WHAT THE TASK ASKS
Go through the material and tally the lines containing the string "purpose". Give the total alone.

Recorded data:
## BEGIN

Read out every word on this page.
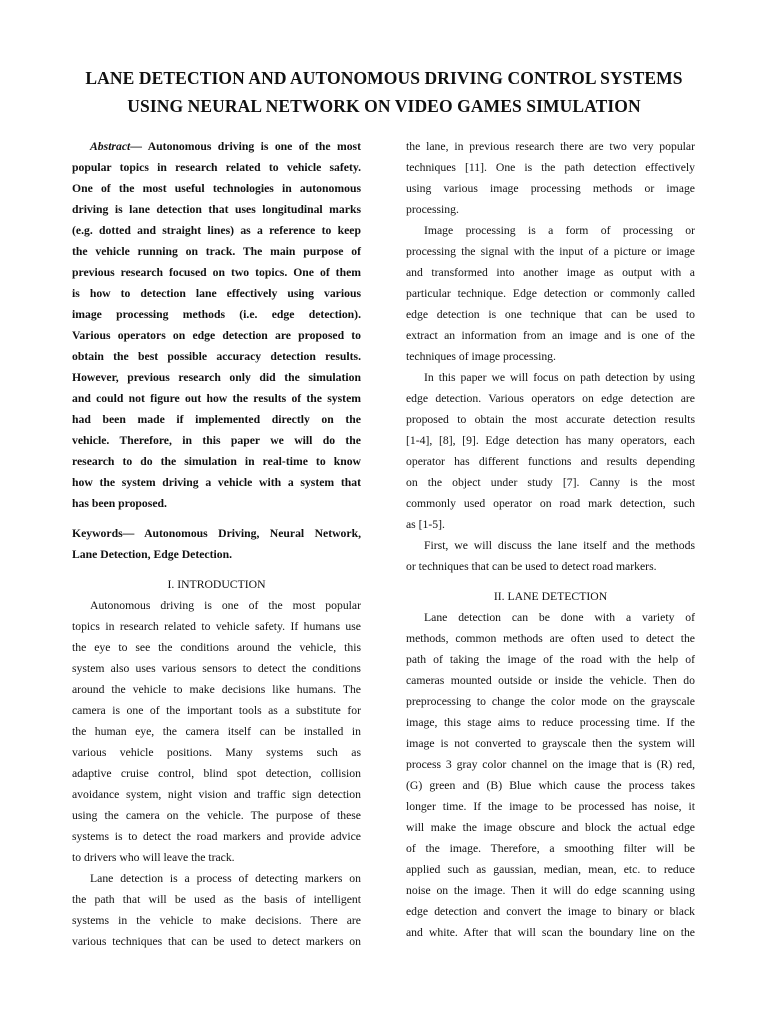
LANE DETECTION AND AUTONOMOUS DRIVING CONTROL SYSTEMS
USING NEURAL NETWORK ON VIDEO GAMES SIMULATION
Abstract— Autonomous driving is one of the most
popular topics in research related to vehicle safety.
One of the most useful technologies in autonomous
driving is lane detection that uses longitudinal marks
(e.g. dotted and straight lines) as a reference to keep
the vehicle running on track. The main purpose of
previous research focused on two topics. One of them
is how to detection lane effectively using various
image processing methods (i.e. edge detection).
Various operators on edge detection are proposed to
obtain the best possible accuracy detection results.
However, previous research only did the simulation
and could not figure out how the results of the system
had been made if implemented directly on the
vehicle. Therefore, in this paper we will do the
research to do the simulation in real-time to know
how the system driving a vehicle with a system that
has been proposed.
Keywords— Autonomous Driving, Neural Network,
Lane Detection, Edge Detection.
I. INTRODUCTION
Autonomous driving is one of the most popular
topics in research related to vehicle safety. If humans use
the eye to see the conditions around the vehicle, this
system also uses various sensors to detect the conditions
around the vehicle to make decisions like humans. The
camera is one of the important tools as a substitute for
the human eye, the camera itself can be installed in
various vehicle positions. Many systems such as
adaptive cruise control, blind spot detection, collision
avoidance system, night vision and traffic sign detection
using the camera on the vehicle. The purpose of these
systems is to detect the road markers and provide advice
to drivers who will leave the track.
Lane detection is a process of detecting markers on
the path that will be used as the basis of intelligent
systems in the vehicle to make decisions. There are
various techniques that can be used to detect markers on
the lane, in previous research there are two very popular
techniques [11]. One is the path detection effectively
using various image processing methods or image
processing.
Image processing is a form of processing or
processing the signal with the input of a picture or image
and transformed into another image as output with a
particular technique. Edge detection or commonly called
edge detection is one technique that can be used to
extract an information from an image and is one of the
techniques of image processing.
In this paper we will focus on path detection by using
edge detection. Various operators on edge detection are
proposed to obtain the most accurate detection results
[1-4], [8], [9]. Edge detection has many operators, each
operator has different functions and results depending
on the object under study [7]. Canny is the most
commonly used operator on road mark detection, such
as [1-5].
First, we will discuss the lane itself and the methods
or techniques that can be used to detect road markers.
II. LANE DETECTION
Lane detection can be done with a variety of
methods, common methods are often used to detect the
path of taking the image of the road with the help of
cameras mounted outside or inside the vehicle. Then do
preprocessing to change the color mode on the grayscale
image, this stage aims to reduce processing time. If the
image is not converted to grayscale then the system will
process 3 gray color channel on the image that is (R) red,
(G) green and (B) Blue which cause the process takes
longer time. If the image to be processed has noise, it
will make the image obscure and block the actual edge
of the image. Therefore, a smoothing filter will be
applied such as gaussian, median, mean, etc. to reduce
noise on the image. Then it will do edge scanning using
edge detection and convert the image to binary or black
and white. After that will scan the boundary line on the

## END

ANSWER FOR THIS EXERCISE
2